**Input material**

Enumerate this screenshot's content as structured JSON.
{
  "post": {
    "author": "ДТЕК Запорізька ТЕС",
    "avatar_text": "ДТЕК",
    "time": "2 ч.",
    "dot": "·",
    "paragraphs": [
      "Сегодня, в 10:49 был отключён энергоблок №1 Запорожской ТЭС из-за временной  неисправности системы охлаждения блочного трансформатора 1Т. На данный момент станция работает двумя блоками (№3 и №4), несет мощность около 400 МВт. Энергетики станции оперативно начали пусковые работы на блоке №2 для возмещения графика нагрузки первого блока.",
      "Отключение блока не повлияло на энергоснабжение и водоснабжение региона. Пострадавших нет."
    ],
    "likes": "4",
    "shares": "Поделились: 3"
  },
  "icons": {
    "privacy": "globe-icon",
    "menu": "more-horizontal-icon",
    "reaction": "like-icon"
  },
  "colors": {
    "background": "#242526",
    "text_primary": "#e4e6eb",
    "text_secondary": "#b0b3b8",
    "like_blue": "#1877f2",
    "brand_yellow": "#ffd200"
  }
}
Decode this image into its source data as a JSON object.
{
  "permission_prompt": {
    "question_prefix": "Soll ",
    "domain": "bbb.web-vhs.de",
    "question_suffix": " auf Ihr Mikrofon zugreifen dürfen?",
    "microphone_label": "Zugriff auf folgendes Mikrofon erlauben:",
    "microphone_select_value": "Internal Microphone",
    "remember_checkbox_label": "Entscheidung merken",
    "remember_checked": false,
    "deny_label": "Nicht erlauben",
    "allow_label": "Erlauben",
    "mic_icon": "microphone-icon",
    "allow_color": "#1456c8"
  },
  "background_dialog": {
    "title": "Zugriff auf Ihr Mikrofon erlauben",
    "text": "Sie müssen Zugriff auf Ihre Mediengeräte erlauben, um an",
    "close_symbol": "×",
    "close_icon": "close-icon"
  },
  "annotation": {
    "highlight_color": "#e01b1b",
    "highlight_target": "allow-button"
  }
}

**Goal of the exercise**
From the listing above, extract all records word for word.

**The response**
Enumerate this screenshot's content as structured JSON.
{
  "post": {
    "author": "ДТЕК Запорізька ТЕС",
    "avatar_text": "ДТЕК",
    "time": "2 ч.",
    "dot": "·",
    "paragraphs": [
      "Сегодня, в 10:49 был отключён энергоблок №1 Запорожской ТЭС из-за временной  неисправности системы охлаждения блочного трансформатора 1Т. На данный момент станция работает двумя блоками (№3 и №4), несет мощность около 400 МВт. Энергетики станции оперативно начали пусковые работы на блоке №2 для возмещения графика нагрузки первого блока.",
      "Отключение блока не повлияло на энергоснабжение и водоснабжение региона. Пострадавших нет."
    ],
    "likes": "4",
    "shares": "Поделились: 3"
  },
  "icons": {
    "privacy": "globe-icon",
    "menu": "more-horizontal-icon",
    "reaction": "like-icon"
  },
  "colors": {
    "background": "#242526",
    "text_primary": "#e4e6eb",
    "text_secondary": "#b0b3b8",
    "like_blue": "#1877f2",
    "brand_yellow": "#ffd200"
  }
}
Decode this image into its source data as a JSON object.
{
  "permission_prompt": {
    "question_prefix": "Soll ",
    "domain": "bbb.web-vhs.de",
    "question_suffix": " auf Ihr Mikrofon zugreifen dürfen?",
    "microphone_label": "Zugriff auf folgendes Mikrofon erlauben:",
    "microphone_select_value": "Internal Microphone",
    "remember_checkbox_label": "Entscheidung merken",
    "remember_checked": false,
    "deny_label": "Nicht erlauben",
    "allow_label": "Erlauben",
    "mic_icon": "microphone-icon",
    "allow_color": "#1456c8"
  },
  "background_dialog": {
    "title": "Zugriff auf Ihr Mikrofon erlauben",
    "text": "Sie müssen Zugriff auf Ihre Mediengeräte erlauben, um an",
    "close_symbol": "×",
    "close_icon": "close-icon"
  },
  "annotation": {
    "highlight_color": "#e01b1b",
    "highlight_target": "allow-button"
  }
}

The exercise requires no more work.